* begin *

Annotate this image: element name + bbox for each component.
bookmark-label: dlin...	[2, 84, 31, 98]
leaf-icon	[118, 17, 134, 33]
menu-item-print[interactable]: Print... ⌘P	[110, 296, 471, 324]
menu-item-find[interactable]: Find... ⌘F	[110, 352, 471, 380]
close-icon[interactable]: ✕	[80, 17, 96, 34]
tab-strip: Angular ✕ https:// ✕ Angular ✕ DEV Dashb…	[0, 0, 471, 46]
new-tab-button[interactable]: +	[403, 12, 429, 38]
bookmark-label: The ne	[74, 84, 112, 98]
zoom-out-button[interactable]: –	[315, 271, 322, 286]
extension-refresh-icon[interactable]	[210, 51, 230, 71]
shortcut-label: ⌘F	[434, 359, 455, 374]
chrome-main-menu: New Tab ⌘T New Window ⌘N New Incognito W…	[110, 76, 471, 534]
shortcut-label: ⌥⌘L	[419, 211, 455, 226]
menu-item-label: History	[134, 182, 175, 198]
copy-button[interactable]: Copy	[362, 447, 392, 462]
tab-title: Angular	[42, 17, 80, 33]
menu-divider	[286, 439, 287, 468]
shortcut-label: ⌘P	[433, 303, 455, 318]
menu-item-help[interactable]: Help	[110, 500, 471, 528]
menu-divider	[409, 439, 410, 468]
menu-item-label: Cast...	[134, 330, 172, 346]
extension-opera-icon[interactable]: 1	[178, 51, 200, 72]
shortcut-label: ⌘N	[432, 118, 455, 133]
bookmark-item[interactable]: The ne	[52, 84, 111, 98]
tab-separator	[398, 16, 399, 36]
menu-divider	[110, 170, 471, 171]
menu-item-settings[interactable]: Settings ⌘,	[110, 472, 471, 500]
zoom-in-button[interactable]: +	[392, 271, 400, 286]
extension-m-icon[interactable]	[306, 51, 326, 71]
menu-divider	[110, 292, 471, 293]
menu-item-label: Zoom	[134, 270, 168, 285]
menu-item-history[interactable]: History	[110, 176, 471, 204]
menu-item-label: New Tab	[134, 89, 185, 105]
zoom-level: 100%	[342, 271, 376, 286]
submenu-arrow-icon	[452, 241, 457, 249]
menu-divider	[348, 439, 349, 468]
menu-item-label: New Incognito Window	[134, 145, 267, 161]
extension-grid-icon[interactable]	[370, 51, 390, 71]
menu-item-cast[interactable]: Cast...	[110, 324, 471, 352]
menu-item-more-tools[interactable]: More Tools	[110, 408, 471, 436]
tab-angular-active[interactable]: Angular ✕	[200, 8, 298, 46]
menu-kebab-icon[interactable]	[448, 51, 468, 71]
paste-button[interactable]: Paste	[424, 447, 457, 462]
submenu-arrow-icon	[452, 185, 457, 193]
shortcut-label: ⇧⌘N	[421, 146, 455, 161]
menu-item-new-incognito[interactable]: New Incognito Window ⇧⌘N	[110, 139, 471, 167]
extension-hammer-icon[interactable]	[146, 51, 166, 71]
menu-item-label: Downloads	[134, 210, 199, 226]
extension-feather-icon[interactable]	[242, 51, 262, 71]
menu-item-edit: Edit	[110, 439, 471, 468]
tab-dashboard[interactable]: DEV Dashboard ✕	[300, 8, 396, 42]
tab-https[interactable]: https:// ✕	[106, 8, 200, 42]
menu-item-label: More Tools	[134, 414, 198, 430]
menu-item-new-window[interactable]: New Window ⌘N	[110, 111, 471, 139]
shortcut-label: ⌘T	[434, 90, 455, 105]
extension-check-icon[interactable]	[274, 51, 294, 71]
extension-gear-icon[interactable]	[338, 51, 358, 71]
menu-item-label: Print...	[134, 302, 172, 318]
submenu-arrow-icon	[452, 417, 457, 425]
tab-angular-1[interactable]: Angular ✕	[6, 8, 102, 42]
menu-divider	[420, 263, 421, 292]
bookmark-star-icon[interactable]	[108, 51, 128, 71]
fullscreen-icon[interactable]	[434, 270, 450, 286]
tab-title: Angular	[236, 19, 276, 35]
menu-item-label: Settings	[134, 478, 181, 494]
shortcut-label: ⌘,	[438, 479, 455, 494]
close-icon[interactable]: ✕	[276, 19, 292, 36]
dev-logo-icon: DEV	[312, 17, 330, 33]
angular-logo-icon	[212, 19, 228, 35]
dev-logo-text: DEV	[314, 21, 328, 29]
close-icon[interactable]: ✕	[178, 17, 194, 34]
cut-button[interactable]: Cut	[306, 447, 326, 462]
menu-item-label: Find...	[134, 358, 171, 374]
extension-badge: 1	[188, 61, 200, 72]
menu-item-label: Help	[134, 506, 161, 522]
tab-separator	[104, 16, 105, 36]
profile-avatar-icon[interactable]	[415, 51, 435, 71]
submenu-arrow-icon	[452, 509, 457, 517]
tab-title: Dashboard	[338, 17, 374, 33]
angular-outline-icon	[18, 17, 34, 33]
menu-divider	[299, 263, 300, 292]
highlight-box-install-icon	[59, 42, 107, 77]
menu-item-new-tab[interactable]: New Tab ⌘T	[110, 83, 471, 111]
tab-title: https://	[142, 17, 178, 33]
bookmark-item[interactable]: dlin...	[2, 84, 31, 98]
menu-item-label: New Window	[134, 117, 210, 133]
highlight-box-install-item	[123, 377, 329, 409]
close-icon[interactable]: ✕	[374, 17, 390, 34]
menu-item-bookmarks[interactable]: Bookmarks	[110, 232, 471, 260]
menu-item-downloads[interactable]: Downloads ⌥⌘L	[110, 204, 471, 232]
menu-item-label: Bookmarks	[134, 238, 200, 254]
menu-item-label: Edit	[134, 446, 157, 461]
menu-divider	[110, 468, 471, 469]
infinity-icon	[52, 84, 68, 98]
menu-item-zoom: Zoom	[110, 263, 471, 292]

* end *

Rewrite all the records above, putting "menu-separator" wherever "menu-divider" appears and leaving everything else unchanged.

Annotate this image: element name + bbox for each component.
bookmark-label: dlin...	[2, 84, 31, 98]
leaf-icon	[118, 17, 134, 33]
menu-item-print[interactable]: Print... ⌘P	[110, 296, 471, 324]
menu-item-find[interactable]: Find... ⌘F	[110, 352, 471, 380]
close-icon[interactable]: ✕	[80, 17, 96, 34]
tab-strip: Angular ✕ https:// ✕ Angular ✕ DEV Dashb…	[0, 0, 471, 46]
new-tab-button[interactable]: +	[403, 12, 429, 38]
bookmark-label: The ne	[74, 84, 112, 98]
zoom-out-button[interactable]: –	[315, 271, 322, 286]
extension-refresh-icon[interactable]	[210, 51, 230, 71]
shortcut-label: ⌘F	[434, 359, 455, 374]
chrome-main-menu: New Tab ⌘T New Window ⌘N New Incognito W…	[110, 76, 471, 534]
shortcut-label: ⌥⌘L	[419, 211, 455, 226]
menu-item-label: History	[134, 182, 175, 198]
copy-button[interactable]: Copy	[362, 447, 392, 462]
tab-title: Angular	[42, 17, 80, 33]
menu-separator	[286, 439, 287, 468]
shortcut-label: ⌘P	[433, 303, 455, 318]
menu-item-help[interactable]: Help	[110, 500, 471, 528]
menu-separator	[409, 439, 410, 468]
menu-item-label: Cast...	[134, 330, 172, 346]
extension-opera-icon[interactable]: 1	[178, 51, 200, 72]
shortcut-label: ⌘N	[432, 118, 455, 133]
bookmark-item[interactable]: The ne	[52, 84, 111, 98]
tab-separator	[398, 16, 399, 36]
menu-separator	[110, 170, 471, 171]
menu-item-settings[interactable]: Settings ⌘,	[110, 472, 471, 500]
zoom-in-button[interactable]: +	[392, 271, 400, 286]
extension-m-icon[interactable]	[306, 51, 326, 71]
menu-separator	[110, 292, 471, 293]
menu-item-label: Zoom	[134, 270, 168, 285]
menu-item-history[interactable]: History	[110, 176, 471, 204]
menu-item-label: New Tab	[134, 89, 185, 105]
zoom-level: 100%	[342, 271, 376, 286]
submenu-arrow-icon	[452, 241, 457, 249]
menu-separator	[348, 439, 349, 468]
menu-item-label: New Incognito Window	[134, 145, 267, 161]
extension-grid-icon[interactable]	[370, 51, 390, 71]
menu-item-cast[interactable]: Cast...	[110, 324, 471, 352]
menu-item-more-tools[interactable]: More Tools	[110, 408, 471, 436]
tab-angular-active[interactable]: Angular ✕	[200, 8, 298, 46]
menu-kebab-icon[interactable]	[448, 51, 468, 71]
paste-button[interactable]: Paste	[424, 447, 457, 462]
submenu-arrow-icon	[452, 185, 457, 193]
shortcut-label: ⇧⌘N	[421, 146, 455, 161]
menu-item-new-incognito[interactable]: New Incognito Window ⇧⌘N	[110, 139, 471, 167]
extension-hammer-icon[interactable]	[146, 51, 166, 71]
menu-item-label: Downloads	[134, 210, 199, 226]
extension-feather-icon[interactable]	[242, 51, 262, 71]
menu-item-edit: Edit	[110, 439, 471, 468]
tab-dashboard[interactable]: DEV Dashboard ✕	[300, 8, 396, 42]
tab-https[interactable]: https:// ✕	[106, 8, 200, 42]
menu-item-label: More Tools	[134, 414, 198, 430]
menu-item-new-window[interactable]: New Window ⌘N	[110, 111, 471, 139]
shortcut-label: ⌘T	[434, 90, 455, 105]
extension-check-icon[interactable]	[274, 51, 294, 71]
extension-gear-icon[interactable]	[338, 51, 358, 71]
menu-item-label: Print...	[134, 302, 172, 318]
submenu-arrow-icon	[452, 417, 457, 425]
tab-angular-1[interactable]: Angular ✕	[6, 8, 102, 42]
menu-separator	[420, 263, 421, 292]
bookmark-star-icon[interactable]	[108, 51, 128, 71]
fullscreen-icon[interactable]	[434, 270, 450, 286]
tab-title: Angular	[236, 19, 276, 35]
menu-item-label: Settings	[134, 478, 181, 494]
shortcut-label: ⌘,	[438, 479, 455, 494]
close-icon[interactable]: ✕	[276, 19, 292, 36]
dev-logo-icon: DEV	[312, 17, 330, 33]
angular-logo-icon	[212, 19, 228, 35]
dev-logo-text: DEV	[314, 21, 328, 29]
close-icon[interactable]: ✕	[178, 17, 194, 34]
cut-button[interactable]: Cut	[306, 447, 326, 462]
menu-item-label: Find...	[134, 358, 171, 374]
extension-badge: 1	[188, 61, 200, 72]
menu-item-label: Help	[134, 506, 161, 522]
tab-separator	[104, 16, 105, 36]
profile-avatar-icon[interactable]	[415, 51, 435, 71]
submenu-arrow-icon	[452, 509, 457, 517]
tab-title: Dashboard	[338, 17, 374, 33]
angular-outline-icon	[18, 17, 34, 33]
menu-separator	[299, 263, 300, 292]
highlight-box-install-icon	[59, 42, 107, 77]
menu-item-new-tab[interactable]: New Tab ⌘T	[110, 83, 471, 111]
tab-title: https://	[142, 17, 178, 33]
bookmark-item[interactable]: dlin...	[2, 84, 31, 98]
menu-item-label: New Window	[134, 117, 210, 133]
highlight-box-install-item	[123, 377, 329, 409]
close-icon[interactable]: ✕	[374, 17, 390, 34]
menu-item-bookmarks[interactable]: Bookmarks	[110, 232, 471, 260]
menu-item-downloads[interactable]: Downloads ⌥⌘L	[110, 204, 471, 232]
menu-item-label: Bookmarks	[134, 238, 200, 254]
menu-item-label: Edit	[134, 446, 157, 461]
menu-separator	[110, 468, 471, 469]
infinity-icon	[52, 84, 68, 98]
menu-item-zoom: Zoom	[110, 263, 471, 292]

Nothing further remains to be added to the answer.